### STORED ROWS
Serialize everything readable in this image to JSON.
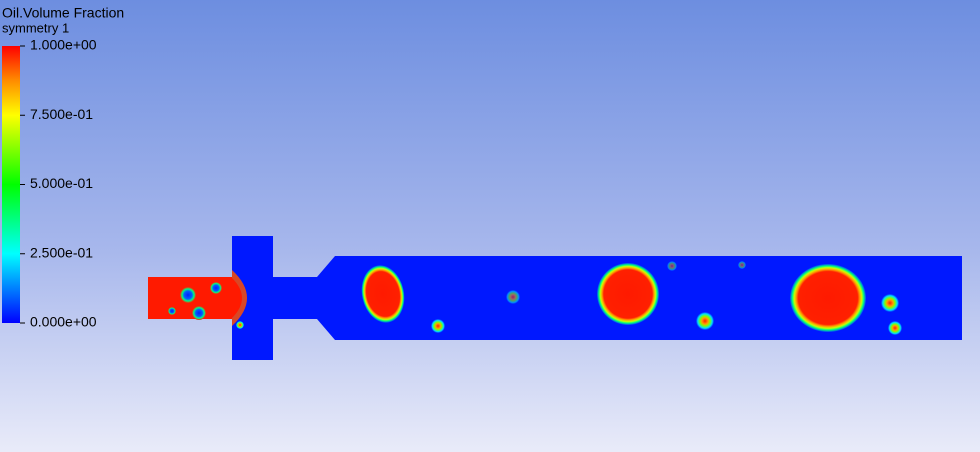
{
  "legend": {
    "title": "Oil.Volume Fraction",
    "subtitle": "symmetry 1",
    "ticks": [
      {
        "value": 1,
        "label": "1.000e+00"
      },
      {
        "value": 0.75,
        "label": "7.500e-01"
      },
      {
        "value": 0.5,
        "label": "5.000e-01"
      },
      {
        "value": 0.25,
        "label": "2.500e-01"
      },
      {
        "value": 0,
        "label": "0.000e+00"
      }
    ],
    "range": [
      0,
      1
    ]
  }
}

### TO BE DONE
Using the material above, set down every line exactly, but skip the pictures.

### ANSWER TO THIS EXERCISE
Serialize everything readable in this image to JSON.
{
  "legend": {
    "title": "Oil.Volume Fraction",
    "subtitle": "symmetry 1",
    "ticks": [
      {
        "value": 1,
        "label": "1.000e+00"
      },
      {
        "value": 0.75,
        "label": "7.500e-01"
      },
      {
        "value": 0.5,
        "label": "5.000e-01"
      },
      {
        "value": 0.25,
        "label": "2.500e-01"
      },
      {
        "value": 0,
        "label": "0.000e+00"
      }
    ],
    "range": [
      0,
      1
    ]
  }
}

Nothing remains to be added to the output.